▶ **WHAT TO DO**: Your task is to copy every line of the entries that contains "type".

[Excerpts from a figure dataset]
┌────────
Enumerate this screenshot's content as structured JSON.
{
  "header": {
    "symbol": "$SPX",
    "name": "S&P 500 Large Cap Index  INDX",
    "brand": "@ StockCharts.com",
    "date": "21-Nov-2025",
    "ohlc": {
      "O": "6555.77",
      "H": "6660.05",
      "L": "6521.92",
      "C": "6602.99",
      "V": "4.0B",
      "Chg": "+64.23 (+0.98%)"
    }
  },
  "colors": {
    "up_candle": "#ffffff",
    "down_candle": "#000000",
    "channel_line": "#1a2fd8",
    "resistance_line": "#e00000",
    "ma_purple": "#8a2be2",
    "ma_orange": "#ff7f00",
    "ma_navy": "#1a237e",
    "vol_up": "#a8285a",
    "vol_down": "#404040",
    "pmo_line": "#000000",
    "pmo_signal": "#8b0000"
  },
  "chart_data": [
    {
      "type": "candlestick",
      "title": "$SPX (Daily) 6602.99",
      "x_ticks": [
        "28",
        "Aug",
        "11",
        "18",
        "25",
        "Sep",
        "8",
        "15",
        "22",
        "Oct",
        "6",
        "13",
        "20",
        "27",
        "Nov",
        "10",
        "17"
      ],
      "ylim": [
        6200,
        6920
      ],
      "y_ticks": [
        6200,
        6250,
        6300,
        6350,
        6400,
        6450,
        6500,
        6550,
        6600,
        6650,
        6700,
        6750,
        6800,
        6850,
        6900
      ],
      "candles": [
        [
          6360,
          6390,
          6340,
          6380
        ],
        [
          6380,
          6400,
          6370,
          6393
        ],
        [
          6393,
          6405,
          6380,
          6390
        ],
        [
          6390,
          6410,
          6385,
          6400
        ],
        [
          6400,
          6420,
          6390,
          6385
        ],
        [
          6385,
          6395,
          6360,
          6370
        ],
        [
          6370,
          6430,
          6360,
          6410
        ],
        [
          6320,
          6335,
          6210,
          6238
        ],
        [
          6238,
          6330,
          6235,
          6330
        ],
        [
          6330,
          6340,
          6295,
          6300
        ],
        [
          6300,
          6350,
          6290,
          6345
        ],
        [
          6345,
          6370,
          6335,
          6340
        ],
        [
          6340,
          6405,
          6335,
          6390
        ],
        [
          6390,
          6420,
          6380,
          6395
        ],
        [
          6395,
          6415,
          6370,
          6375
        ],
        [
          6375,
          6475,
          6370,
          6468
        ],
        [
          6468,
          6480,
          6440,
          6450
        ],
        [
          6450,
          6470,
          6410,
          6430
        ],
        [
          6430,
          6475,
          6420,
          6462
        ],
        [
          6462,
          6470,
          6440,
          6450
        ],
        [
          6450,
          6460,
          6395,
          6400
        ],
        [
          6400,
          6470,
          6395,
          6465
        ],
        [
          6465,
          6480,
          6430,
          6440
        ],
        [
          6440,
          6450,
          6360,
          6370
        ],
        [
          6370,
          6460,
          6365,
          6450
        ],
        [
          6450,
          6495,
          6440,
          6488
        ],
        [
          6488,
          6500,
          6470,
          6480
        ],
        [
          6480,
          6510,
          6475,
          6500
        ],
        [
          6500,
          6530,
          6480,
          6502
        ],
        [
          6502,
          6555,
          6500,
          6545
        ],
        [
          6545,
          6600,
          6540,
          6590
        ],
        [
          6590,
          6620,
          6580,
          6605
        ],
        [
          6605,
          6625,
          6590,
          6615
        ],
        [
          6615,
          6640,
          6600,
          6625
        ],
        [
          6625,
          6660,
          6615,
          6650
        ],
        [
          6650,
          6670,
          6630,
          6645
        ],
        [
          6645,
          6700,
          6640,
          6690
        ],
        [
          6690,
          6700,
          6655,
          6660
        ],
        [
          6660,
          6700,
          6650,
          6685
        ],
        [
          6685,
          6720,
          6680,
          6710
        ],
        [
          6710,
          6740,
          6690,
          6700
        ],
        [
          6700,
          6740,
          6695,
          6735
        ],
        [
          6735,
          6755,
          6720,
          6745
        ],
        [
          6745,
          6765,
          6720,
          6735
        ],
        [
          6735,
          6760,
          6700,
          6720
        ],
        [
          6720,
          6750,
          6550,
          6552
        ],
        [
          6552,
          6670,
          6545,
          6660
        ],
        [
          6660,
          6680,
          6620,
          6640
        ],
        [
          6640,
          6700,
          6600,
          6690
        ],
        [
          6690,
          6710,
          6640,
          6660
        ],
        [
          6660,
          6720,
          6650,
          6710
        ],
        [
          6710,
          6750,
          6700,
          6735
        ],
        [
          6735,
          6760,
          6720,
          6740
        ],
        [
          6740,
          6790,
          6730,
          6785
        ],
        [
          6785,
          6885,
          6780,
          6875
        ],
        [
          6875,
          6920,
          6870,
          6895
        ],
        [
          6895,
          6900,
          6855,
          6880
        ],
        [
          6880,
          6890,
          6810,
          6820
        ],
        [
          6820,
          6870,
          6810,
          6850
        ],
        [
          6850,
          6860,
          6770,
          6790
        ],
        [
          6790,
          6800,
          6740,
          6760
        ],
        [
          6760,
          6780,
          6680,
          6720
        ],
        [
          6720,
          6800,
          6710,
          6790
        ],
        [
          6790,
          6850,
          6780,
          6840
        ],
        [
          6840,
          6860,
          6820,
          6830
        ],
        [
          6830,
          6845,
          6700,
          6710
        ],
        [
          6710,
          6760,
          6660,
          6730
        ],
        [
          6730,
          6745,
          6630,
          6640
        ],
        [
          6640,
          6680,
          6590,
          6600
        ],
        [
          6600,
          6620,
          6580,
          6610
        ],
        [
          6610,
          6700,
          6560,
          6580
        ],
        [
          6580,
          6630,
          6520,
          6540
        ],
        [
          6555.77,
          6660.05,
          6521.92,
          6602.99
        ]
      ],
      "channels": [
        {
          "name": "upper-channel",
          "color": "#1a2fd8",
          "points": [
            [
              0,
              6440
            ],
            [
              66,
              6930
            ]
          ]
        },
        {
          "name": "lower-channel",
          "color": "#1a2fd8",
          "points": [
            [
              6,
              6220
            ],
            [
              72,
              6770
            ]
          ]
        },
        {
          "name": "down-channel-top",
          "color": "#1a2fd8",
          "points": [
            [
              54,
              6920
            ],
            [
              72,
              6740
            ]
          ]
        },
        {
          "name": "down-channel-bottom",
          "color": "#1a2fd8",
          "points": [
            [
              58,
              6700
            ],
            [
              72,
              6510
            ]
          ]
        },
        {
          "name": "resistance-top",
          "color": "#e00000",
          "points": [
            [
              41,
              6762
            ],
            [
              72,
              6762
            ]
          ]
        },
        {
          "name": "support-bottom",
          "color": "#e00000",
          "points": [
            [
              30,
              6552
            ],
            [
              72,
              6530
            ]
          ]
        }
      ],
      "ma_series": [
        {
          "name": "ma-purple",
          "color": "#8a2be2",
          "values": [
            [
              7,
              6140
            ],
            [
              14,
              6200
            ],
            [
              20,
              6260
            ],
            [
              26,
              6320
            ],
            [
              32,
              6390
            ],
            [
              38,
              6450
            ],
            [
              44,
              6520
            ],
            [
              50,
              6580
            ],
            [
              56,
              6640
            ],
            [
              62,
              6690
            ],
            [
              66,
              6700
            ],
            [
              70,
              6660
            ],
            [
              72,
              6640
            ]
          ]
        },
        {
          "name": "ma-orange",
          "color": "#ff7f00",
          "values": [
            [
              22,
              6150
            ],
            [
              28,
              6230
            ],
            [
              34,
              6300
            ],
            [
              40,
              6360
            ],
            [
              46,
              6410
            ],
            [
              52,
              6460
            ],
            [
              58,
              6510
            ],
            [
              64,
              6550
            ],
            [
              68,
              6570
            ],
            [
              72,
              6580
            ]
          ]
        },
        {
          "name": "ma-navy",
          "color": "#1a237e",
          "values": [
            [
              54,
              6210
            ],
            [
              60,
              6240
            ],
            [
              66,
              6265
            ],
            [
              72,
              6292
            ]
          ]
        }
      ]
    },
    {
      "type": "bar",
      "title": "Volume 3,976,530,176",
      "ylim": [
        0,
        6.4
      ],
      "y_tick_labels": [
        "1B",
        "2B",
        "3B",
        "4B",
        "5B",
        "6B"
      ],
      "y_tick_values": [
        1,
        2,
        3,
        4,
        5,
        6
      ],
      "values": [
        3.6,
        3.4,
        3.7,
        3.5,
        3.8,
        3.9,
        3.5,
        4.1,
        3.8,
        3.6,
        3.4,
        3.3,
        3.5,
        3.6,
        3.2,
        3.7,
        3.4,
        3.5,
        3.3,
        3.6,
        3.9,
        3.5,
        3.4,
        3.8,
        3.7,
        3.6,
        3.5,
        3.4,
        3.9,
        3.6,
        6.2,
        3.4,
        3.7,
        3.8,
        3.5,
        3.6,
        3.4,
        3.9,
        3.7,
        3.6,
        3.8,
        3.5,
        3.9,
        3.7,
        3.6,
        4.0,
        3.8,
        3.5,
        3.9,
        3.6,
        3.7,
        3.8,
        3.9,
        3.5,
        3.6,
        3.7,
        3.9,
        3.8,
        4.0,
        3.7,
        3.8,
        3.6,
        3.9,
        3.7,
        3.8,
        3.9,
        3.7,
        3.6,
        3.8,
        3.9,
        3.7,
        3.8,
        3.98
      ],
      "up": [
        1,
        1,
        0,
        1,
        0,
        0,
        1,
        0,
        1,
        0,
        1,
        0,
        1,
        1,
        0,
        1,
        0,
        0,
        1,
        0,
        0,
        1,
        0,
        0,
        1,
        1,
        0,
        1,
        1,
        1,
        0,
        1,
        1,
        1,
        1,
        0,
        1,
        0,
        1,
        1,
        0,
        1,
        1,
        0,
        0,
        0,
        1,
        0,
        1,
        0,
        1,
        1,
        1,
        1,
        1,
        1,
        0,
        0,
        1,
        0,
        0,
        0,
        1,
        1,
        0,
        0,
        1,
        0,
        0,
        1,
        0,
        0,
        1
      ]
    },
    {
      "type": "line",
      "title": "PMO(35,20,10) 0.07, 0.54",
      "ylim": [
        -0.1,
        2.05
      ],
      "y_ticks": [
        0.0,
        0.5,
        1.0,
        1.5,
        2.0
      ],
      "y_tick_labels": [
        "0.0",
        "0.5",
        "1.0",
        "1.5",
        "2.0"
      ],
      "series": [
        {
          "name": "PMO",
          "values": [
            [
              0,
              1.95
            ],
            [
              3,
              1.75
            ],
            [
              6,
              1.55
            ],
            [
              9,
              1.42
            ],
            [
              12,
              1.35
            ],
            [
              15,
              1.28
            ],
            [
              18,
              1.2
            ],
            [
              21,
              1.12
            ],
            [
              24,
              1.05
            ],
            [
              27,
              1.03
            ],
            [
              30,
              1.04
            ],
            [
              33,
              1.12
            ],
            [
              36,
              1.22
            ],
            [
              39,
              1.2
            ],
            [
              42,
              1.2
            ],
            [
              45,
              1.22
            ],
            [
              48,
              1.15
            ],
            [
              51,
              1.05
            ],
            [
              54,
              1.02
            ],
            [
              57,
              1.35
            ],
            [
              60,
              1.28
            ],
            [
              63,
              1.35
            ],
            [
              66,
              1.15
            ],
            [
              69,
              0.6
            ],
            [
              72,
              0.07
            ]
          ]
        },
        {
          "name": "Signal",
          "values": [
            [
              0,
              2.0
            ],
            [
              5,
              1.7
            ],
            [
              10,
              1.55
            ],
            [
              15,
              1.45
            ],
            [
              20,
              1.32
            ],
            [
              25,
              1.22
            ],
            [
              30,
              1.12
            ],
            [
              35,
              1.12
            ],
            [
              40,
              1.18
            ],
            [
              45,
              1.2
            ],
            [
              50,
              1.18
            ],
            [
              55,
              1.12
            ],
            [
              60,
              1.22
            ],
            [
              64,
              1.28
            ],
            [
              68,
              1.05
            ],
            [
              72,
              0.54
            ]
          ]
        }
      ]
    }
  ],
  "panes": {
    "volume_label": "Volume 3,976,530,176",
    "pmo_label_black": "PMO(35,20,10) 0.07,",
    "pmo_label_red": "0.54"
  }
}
└────────
▶ **CORRECT RESPONSE**:
      "type": "candlestick",
      "type": "bar",
      "type": "line",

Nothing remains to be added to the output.